[Required work]: Reproduce every entry exactly, without alteration.

Dataset rows
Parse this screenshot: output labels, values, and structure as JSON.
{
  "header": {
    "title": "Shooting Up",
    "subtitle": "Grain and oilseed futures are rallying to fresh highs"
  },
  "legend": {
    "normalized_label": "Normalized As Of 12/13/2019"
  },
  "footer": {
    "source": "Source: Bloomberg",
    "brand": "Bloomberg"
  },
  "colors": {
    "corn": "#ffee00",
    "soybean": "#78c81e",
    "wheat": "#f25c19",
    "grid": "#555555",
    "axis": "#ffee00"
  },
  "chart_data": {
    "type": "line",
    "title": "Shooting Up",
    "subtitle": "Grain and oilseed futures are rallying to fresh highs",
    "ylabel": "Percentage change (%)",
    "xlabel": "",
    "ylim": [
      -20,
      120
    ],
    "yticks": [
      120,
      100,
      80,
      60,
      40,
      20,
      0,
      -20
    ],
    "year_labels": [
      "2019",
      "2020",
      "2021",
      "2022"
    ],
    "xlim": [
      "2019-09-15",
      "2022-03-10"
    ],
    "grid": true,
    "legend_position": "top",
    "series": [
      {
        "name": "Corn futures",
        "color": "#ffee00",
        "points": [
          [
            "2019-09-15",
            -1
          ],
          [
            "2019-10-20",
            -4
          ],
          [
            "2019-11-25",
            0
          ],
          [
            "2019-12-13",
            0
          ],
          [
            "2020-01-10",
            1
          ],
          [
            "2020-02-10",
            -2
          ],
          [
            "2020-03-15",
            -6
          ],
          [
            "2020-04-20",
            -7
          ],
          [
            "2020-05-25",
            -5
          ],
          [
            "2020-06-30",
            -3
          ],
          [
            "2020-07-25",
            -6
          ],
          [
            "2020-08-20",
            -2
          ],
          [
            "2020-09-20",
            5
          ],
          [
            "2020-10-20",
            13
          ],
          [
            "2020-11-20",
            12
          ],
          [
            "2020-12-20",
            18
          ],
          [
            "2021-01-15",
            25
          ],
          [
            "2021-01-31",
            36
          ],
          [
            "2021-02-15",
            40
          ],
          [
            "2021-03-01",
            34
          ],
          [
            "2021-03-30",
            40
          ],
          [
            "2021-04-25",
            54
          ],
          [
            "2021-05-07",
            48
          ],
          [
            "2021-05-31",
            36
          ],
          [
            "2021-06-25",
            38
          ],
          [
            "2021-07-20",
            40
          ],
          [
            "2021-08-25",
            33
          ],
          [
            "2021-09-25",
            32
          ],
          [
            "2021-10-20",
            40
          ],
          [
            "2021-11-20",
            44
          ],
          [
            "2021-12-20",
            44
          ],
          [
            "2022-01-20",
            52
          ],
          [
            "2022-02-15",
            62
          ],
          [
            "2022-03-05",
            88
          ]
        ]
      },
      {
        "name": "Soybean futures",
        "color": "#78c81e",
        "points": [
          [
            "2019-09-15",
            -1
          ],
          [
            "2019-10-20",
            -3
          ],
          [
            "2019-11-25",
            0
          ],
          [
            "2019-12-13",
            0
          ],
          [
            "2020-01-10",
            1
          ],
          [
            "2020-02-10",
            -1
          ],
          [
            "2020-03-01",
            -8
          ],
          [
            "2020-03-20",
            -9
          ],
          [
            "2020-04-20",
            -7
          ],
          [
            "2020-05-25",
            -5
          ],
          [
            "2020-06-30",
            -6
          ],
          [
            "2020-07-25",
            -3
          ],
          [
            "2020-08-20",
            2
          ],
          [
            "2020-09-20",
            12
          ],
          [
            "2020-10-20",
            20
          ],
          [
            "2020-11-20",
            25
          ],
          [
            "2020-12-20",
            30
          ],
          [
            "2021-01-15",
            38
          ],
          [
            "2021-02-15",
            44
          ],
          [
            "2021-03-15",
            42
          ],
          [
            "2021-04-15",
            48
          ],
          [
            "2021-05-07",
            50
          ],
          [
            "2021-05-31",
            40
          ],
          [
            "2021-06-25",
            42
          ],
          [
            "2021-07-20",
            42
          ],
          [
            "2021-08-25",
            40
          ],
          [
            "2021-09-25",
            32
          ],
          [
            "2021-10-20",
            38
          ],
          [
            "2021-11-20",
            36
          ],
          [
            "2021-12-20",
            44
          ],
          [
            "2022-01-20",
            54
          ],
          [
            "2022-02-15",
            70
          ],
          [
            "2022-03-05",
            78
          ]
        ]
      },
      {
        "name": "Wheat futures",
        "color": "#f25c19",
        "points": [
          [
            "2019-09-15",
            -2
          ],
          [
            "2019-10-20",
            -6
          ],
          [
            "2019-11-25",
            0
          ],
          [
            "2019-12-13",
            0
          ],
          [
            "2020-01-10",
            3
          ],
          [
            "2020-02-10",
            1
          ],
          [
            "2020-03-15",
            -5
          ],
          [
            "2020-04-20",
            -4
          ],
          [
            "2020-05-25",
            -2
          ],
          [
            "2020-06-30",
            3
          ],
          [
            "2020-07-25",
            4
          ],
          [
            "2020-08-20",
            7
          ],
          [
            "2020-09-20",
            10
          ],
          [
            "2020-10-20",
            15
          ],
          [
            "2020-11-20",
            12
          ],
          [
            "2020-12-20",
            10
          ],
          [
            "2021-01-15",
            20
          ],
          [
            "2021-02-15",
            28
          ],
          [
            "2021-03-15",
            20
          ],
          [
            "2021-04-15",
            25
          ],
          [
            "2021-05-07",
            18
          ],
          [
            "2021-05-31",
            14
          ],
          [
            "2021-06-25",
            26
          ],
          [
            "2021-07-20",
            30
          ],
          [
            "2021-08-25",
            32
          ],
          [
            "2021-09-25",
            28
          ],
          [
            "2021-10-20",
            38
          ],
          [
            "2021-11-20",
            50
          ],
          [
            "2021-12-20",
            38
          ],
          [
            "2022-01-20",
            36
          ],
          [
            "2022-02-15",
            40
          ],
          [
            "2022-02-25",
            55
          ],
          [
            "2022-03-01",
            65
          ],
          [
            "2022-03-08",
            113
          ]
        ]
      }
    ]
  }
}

[Full answer]:
Parse this screenshot: output labels, values, and structure as JSON.
{
  "header": {
    "title": "Shooting Up",
    "subtitle": "Grain and oilseed futures are rallying to fresh highs"
  },
  "legend": {
    "normalized_label": "Normalized As Of 12/13/2019"
  },
  "footer": {
    "source": "Source: Bloomberg",
    "brand": "Bloomberg"
  },
  "colors": {
    "corn": "#ffee00",
    "soybean": "#78c81e",
    "wheat": "#f25c19",
    "grid": "#555555",
    "axis": "#ffee00"
  },
  "chart_data": {
    "type": "line",
    "title": "Shooting Up",
    "subtitle": "Grain and oilseed futures are rallying to fresh highs",
    "ylabel": "Percentage change (%)",
    "xlabel": "",
    "ylim": [
      -20,
      120
    ],
    "yticks": [
      120,
      100,
      80,
      60,
      40,
      20,
      0,
      -20
    ],
    "year_labels": [
      "2019",
      "2020",
      "2021",
      "2022"
    ],
    "xlim": [
      "2019-09-15",
      "2022-03-10"
    ],
    "grid": true,
    "legend_position": "top",
    "series": [
      {
        "name": "Corn futures",
        "color": "#ffee00",
        "points": [
          [
            "2019-09-15",
            -1
          ],
          [
            "2019-10-20",
            -4
          ],
          [
            "2019-11-25",
            0
          ],
          [
            "2019-12-13",
            0
          ],
          [
            "2020-01-10",
            1
          ],
          [
            "2020-02-10",
            -2
          ],
          [
            "2020-03-15",
            -6
          ],
          [
            "2020-04-20",
            -7
          ],
          [
            "2020-05-25",
            -5
          ],
          [
            "2020-06-30",
            -3
          ],
          [
            "2020-07-25",
            -6
          ],
          [
            "2020-08-20",
            -2
          ],
          [
            "2020-09-20",
            5
          ],
          [
            "2020-10-20",
            13
          ],
          [
            "2020-11-20",
            12
          ],
          [
            "2020-12-20",
            18
          ],
          [
            "2021-01-15",
            25
          ],
          [
            "2021-01-31",
            36
          ],
          [
            "2021-02-15",
            40
          ],
          [
            "2021-03-01",
            34
          ],
          [
            "2021-03-30",
            40
          ],
          [
            "2021-04-25",
            54
          ],
          [
            "2021-05-07",
            48
          ],
          [
            "2021-05-31",
            36
          ],
          [
            "2021-06-25",
            38
          ],
          [
            "2021-07-20",
            40
          ],
          [
            "2021-08-25",
            33
          ],
          [
            "2021-09-25",
            32
          ],
          [
            "2021-10-20",
            40
          ],
          [
            "2021-11-20",
            44
          ],
          [
            "2021-12-20",
            44
          ],
          [
            "2022-01-20",
            52
          ],
          [
            "2022-02-15",
            62
          ],
          [
            "2022-03-05",
            88
          ]
        ]
      },
      {
        "name": "Soybean futures",
        "color": "#78c81e",
        "points": [
          [
            "2019-09-15",
            -1
          ],
          [
            "2019-10-20",
            -3
          ],
          [
            "2019-11-25",
            0
          ],
          [
            "2019-12-13",
            0
          ],
          [
            "2020-01-10",
            1
          ],
          [
            "2020-02-10",
            -1
          ],
          [
            "2020-03-01",
            -8
          ],
          [
            "2020-03-20",
            -9
          ],
          [
            "2020-04-20",
            -7
          ],
          [
            "2020-05-25",
            -5
          ],
          [
            "2020-06-30",
            -6
          ],
          [
            "2020-07-25",
            -3
          ],
          [
            "2020-08-20",
            2
          ],
          [
            "2020-09-20",
            12
          ],
          [
            "2020-10-20",
            20
          ],
          [
            "2020-11-20",
            25
          ],
          [
            "2020-12-20",
            30
          ],
          [
            "2021-01-15",
            38
          ],
          [
            "2021-02-15",
            44
          ],
          [
            "2021-03-15",
            42
          ],
          [
            "2021-04-15",
            48
          ],
          [
            "2021-05-07",
            50
          ],
          [
            "2021-05-31",
            40
          ],
          [
            "2021-06-25",
            42
          ],
          [
            "2021-07-20",
            42
          ],
          [
            "2021-08-25",
            40
          ],
          [
            "2021-09-25",
            32
          ],
          [
            "2021-10-20",
            38
          ],
          [
            "2021-11-20",
            36
          ],
          [
            "2021-12-20",
            44
          ],
          [
            "2022-01-20",
            54
          ],
          [
            "2022-02-15",
            70
          ],
          [
            "2022-03-05",
            78
          ]
        ]
      },
      {
        "name": "Wheat futures",
        "color": "#f25c19",
        "points": [
          [
            "2019-09-15",
            -2
          ],
          [
            "2019-10-20",
            -6
          ],
          [
            "2019-11-25",
            0
          ],
          [
            "2019-12-13",
            0
          ],
          [
            "2020-01-10",
            3
          ],
          [
            "2020-02-10",
            1
          ],
          [
            "2020-03-15",
            -5
          ],
          [
            "2020-04-20",
            -4
          ],
          [
            "2020-05-25",
            -2
          ],
          [
            "2020-06-30",
            3
          ],
          [
            "2020-07-25",
            4
          ],
          [
            "2020-08-20",
            7
          ],
          [
            "2020-09-20",
            10
          ],
          [
            "2020-10-20",
            15
          ],
          [
            "2020-11-20",
            12
          ],
          [
            "2020-12-20",
            10
          ],
          [
            "2021-01-15",
            20
          ],
          [
            "2021-02-15",
            28
          ],
          [
            "2021-03-15",
            20
          ],
          [
            "2021-04-15",
            25
          ],
          [
            "2021-05-07",
            18
          ],
          [
            "2021-05-31",
            14
          ],
          [
            "2021-06-25",
            26
          ],
          [
            "2021-07-20",
            30
          ],
          [
            "2021-08-25",
            32
          ],
          [
            "2021-09-25",
            28
          ],
          [
            "2021-10-20",
            38
          ],
          [
            "2021-11-20",
            50
          ],
          [
            "2021-12-20",
            38
          ],
          [
            "2022-01-20",
            36
          ],
          [
            "2022-02-15",
            40
          ],
          [
            "2022-02-25",
            55
          ],
          [
            "2022-03-01",
            65
          ],
          [
            "2022-03-08",
            113
          ]
        ]
      }
    ]
  }
}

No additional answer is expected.